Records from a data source
[START]

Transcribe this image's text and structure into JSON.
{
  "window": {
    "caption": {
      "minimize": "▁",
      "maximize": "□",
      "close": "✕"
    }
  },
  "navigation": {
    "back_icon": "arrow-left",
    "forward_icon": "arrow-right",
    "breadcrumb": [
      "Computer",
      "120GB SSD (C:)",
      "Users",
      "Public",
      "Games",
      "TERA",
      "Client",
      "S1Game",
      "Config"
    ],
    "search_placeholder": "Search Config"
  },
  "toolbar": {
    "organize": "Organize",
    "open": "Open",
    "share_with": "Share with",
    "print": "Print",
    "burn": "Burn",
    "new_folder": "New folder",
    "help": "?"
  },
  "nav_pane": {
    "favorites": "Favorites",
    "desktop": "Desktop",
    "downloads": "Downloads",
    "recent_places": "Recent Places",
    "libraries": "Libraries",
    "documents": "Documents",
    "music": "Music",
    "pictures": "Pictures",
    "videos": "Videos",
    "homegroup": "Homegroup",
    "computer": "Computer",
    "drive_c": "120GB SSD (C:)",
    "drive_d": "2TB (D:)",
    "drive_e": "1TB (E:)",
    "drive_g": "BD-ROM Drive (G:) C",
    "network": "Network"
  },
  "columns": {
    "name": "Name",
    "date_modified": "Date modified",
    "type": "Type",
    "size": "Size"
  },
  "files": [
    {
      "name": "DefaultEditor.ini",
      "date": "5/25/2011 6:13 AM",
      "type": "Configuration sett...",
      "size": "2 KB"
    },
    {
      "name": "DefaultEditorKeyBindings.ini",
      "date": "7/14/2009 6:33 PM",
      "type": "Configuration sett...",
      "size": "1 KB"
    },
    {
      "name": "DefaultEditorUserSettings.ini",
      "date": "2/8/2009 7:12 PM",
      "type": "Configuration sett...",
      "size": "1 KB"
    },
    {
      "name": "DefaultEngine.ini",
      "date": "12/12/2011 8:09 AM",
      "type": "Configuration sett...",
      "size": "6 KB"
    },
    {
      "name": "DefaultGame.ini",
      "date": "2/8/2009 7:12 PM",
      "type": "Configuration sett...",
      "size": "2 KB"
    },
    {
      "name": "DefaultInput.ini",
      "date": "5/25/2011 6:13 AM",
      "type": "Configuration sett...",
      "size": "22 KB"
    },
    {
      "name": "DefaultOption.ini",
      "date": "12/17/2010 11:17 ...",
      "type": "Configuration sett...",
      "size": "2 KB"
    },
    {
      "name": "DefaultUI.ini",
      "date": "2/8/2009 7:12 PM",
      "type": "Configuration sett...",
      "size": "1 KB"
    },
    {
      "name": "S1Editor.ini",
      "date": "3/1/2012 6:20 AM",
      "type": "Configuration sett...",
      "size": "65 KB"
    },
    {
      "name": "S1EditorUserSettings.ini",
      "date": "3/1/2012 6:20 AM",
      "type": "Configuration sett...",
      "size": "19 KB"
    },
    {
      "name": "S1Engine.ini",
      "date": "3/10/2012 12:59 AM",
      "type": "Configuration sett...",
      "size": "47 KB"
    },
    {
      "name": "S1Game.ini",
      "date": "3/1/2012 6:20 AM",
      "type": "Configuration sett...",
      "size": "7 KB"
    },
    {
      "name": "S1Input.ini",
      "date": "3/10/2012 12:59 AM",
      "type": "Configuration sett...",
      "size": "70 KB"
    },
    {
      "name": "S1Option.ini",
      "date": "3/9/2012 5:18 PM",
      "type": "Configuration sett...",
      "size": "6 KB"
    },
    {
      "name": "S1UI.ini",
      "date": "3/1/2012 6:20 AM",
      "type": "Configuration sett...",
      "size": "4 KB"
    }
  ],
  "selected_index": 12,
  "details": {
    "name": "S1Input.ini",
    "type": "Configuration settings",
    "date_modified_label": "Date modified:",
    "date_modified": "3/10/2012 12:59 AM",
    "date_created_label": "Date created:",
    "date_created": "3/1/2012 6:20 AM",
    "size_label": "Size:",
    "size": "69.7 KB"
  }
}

[END]

The records above should all be quoted exactly, please.

Transcribe this image's text and structure into JSON.
{
  "window": {
    "caption": {
      "minimize": "▁",
      "maximize": "□",
      "close": "✕"
    }
  },
  "navigation": {
    "back_icon": "arrow-left",
    "forward_icon": "arrow-right",
    "breadcrumb": [
      "Computer",
      "120GB SSD (C:)",
      "Users",
      "Public",
      "Games",
      "TERA",
      "Client",
      "S1Game",
      "Config"
    ],
    "search_placeholder": "Search Config"
  },
  "toolbar": {
    "organize": "Organize",
    "open": "Open",
    "share_with": "Share with",
    "print": "Print",
    "burn": "Burn",
    "new_folder": "New folder",
    "help": "?"
  },
  "nav_pane": {
    "favorites": "Favorites",
    "desktop": "Desktop",
    "downloads": "Downloads",
    "recent_places": "Recent Places",
    "libraries": "Libraries",
    "documents": "Documents",
    "music": "Music",
    "pictures": "Pictures",
    "videos": "Videos",
    "homegroup": "Homegroup",
    "computer": "Computer",
    "drive_c": "120GB SSD (C:)",
    "drive_d": "2TB (D:)",
    "drive_e": "1TB (E:)",
    "drive_g": "BD-ROM Drive (G:) C",
    "network": "Network"
  },
  "columns": {
    "name": "Name",
    "date_modified": "Date modified",
    "type": "Type",
    "size": "Size"
  },
  "files": [
    {
      "name": "DefaultEditor.ini",
      "date": "5/25/2011 6:13 AM",
      "type": "Configuration sett...",
      "size": "2 KB"
    },
    {
      "name": "DefaultEditorKeyBindings.ini",
      "date": "7/14/2009 6:33 PM",
      "type": "Configuration sett...",
      "size": "1 KB"
    },
    {
      "name": "DefaultEditorUserSettings.ini",
      "date": "2/8/2009 7:12 PM",
      "type": "Configuration sett...",
      "size": "1 KB"
    },
    {
      "name": "DefaultEngine.ini",
      "date": "12/12/2011 8:09 AM",
      "type": "Configuration sett...",
      "size": "6 KB"
    },
    {
      "name": "DefaultGame.ini",
      "date": "2/8/2009 7:12 PM",
      "type": "Configuration sett...",
      "size": "2 KB"
    },
    {
      "name": "DefaultInput.ini",
      "date": "5/25/2011 6:13 AM",
      "type": "Configuration sett...",
      "size": "22 KB"
    },
    {
      "name": "DefaultOption.ini",
      "date": "12/17/2010 11:17 ...",
      "type": "Configuration sett...",
      "size": "2 KB"
    },
    {
      "name": "DefaultUI.ini",
      "date": "2/8/2009 7:12 PM",
      "type": "Configuration sett...",
      "size": "1 KB"
    },
    {
      "name": "S1Editor.ini",
      "date": "3/1/2012 6:20 AM",
      "type": "Configuration sett...",
      "size": "65 KB"
    },
    {
      "name": "S1EditorUserSettings.ini",
      "date": "3/1/2012 6:20 AM",
      "type": "Configuration sett...",
      "size": "19 KB"
    },
    {
      "name": "S1Engine.ini",
      "date": "3/10/2012 12:59 AM",
      "type": "Configuration sett...",
      "size": "47 KB"
    },
    {
      "name": "S1Game.ini",
      "date": "3/1/2012 6:20 AM",
      "type": "Configuration sett...",
      "size": "7 KB"
    },
    {
      "name": "S1Input.ini",
      "date": "3/10/2012 12:59 AM",
      "type": "Configuration sett...",
      "size": "70 KB"
    },
    {
      "name": "S1Option.ini",
      "date": "3/9/2012 5:18 PM",
      "type": "Configuration sett...",
      "size": "6 KB"
    },
    {
      "name": "S1UI.ini",
      "date": "3/1/2012 6:20 AM",
      "type": "Configuration sett...",
      "size": "4 KB"
    }
  ],
  "selected_index": 12,
  "details": {
    "name": "S1Input.ini",
    "type": "Configuration settings",
    "date_modified_label": "Date modified:",
    "date_modified": "3/10/2012 12:59 AM",
    "date_created_label": "Date created:",
    "date_created": "3/1/2012 6:20 AM",
    "size_label": "Size:",
    "size": "69.7 KB"
  }
}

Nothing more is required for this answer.